--- begin Working data ---

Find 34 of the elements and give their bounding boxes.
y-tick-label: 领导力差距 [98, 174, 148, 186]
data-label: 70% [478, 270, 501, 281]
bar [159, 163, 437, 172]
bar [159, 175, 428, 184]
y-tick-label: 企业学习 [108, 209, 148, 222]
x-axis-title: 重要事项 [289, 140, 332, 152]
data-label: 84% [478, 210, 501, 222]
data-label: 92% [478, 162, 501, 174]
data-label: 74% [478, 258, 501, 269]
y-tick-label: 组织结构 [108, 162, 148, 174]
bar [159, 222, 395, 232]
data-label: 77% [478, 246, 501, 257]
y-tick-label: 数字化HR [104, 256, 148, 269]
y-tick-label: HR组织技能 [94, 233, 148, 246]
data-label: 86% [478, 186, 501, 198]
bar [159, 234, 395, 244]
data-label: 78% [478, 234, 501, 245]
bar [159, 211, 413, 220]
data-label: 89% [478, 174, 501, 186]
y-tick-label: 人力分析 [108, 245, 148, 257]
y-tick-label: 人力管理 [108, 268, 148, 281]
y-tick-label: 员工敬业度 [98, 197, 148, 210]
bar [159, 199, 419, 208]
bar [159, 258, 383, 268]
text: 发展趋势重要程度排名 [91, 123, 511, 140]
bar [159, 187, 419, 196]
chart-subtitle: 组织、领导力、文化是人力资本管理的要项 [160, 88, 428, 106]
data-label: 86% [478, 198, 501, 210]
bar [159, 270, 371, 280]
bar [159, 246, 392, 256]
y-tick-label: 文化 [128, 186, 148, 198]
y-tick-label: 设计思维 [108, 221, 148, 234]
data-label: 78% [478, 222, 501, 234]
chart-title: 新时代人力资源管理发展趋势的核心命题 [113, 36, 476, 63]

--- end Working data ---
--- begin Working data ---

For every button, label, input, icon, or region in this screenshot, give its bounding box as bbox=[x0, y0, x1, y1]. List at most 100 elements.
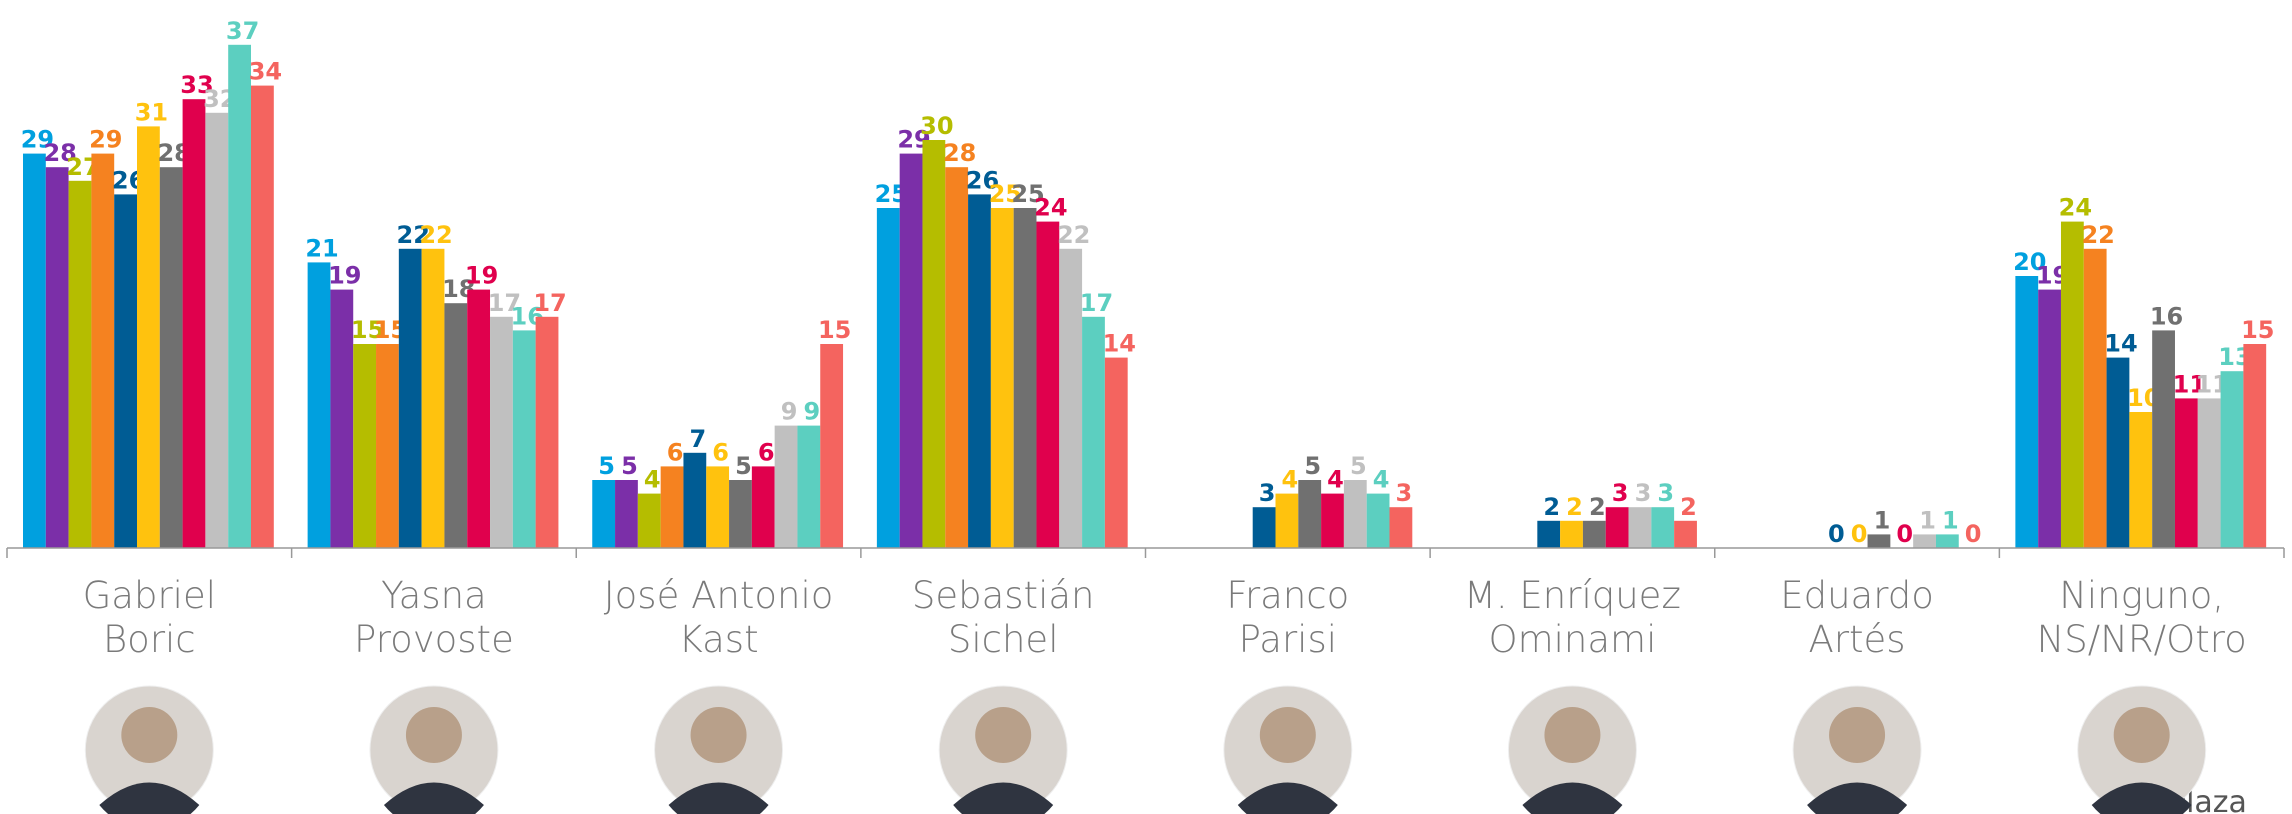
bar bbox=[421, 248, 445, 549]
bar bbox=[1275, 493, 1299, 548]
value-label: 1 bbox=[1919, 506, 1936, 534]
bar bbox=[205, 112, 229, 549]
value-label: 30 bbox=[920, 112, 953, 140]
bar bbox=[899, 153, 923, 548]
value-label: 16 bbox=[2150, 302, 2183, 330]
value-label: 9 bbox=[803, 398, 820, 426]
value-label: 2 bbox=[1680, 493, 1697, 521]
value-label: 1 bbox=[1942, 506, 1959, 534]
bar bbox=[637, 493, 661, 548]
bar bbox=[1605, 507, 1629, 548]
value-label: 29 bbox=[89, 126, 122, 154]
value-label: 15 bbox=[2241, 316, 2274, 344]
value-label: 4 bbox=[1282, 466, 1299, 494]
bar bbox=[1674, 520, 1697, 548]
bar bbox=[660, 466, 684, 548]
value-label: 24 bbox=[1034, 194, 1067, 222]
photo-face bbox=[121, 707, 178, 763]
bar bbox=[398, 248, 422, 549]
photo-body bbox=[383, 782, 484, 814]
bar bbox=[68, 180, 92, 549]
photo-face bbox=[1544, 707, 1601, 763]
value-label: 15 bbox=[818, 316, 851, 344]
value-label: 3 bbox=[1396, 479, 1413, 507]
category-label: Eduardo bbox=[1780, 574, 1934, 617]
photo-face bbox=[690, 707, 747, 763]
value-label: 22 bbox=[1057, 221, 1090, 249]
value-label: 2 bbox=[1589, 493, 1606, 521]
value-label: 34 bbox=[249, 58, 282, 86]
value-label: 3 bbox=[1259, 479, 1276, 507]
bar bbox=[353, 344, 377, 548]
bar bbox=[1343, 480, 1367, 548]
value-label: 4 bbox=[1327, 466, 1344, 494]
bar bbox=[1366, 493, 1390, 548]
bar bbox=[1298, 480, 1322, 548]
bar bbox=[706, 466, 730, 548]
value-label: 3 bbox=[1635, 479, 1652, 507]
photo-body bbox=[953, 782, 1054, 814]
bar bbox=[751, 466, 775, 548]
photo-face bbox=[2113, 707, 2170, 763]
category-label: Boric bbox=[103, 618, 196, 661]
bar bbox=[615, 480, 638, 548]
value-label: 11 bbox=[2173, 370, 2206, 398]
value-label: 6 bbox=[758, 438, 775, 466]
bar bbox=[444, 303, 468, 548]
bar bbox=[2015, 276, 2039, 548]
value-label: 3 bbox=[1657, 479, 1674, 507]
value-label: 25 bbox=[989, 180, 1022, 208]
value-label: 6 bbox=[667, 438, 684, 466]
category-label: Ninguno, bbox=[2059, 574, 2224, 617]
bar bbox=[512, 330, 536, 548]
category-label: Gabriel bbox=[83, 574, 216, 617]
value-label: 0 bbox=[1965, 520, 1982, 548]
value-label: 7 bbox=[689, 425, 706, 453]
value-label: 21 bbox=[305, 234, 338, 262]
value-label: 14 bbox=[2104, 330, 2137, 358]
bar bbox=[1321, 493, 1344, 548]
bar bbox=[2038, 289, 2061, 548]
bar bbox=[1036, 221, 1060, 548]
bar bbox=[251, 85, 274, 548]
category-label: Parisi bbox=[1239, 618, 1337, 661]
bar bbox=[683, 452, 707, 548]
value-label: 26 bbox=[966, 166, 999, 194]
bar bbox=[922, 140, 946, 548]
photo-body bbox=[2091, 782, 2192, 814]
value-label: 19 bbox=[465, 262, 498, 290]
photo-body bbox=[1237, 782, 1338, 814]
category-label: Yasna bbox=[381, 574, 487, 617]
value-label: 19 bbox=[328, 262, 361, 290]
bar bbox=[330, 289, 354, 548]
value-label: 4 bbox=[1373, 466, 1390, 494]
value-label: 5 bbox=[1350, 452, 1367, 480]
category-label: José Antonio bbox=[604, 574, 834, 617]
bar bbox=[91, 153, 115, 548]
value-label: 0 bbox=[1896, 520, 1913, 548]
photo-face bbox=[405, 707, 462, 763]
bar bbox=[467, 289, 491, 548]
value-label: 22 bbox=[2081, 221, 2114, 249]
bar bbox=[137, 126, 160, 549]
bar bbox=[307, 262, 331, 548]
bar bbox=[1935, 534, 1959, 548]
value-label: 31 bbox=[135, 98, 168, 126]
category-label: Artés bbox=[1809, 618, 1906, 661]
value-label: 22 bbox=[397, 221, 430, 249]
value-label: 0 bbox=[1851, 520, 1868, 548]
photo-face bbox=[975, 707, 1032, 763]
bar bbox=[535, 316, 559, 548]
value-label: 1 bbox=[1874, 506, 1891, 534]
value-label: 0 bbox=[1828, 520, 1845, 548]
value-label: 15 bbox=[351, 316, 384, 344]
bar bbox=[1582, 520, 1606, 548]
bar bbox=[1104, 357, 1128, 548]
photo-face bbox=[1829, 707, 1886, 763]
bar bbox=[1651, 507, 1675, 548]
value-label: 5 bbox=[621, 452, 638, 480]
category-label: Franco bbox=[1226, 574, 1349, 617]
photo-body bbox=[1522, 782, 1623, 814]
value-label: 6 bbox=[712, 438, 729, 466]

--- end Working data ---

• What is needed: Quote the records between the lines holding "Find 34 of the" and "data-label: 92% [478, 162, 501, 174]", inclusive.

• Full response:
Find 34 of the elements and give their bounding boxes.
y-tick-label: 领导力差距 [98, 174, 148, 186]
data-label: 70% [478, 270, 501, 281]
bar [159, 163, 437, 172]
bar [159, 175, 428, 184]
y-tick-label: 企业学习 [108, 209, 148, 222]
x-axis-title: 重要事项 [289, 140, 332, 152]
data-label: 84% [478, 210, 501, 222]
data-label: 92% [478, 162, 501, 174]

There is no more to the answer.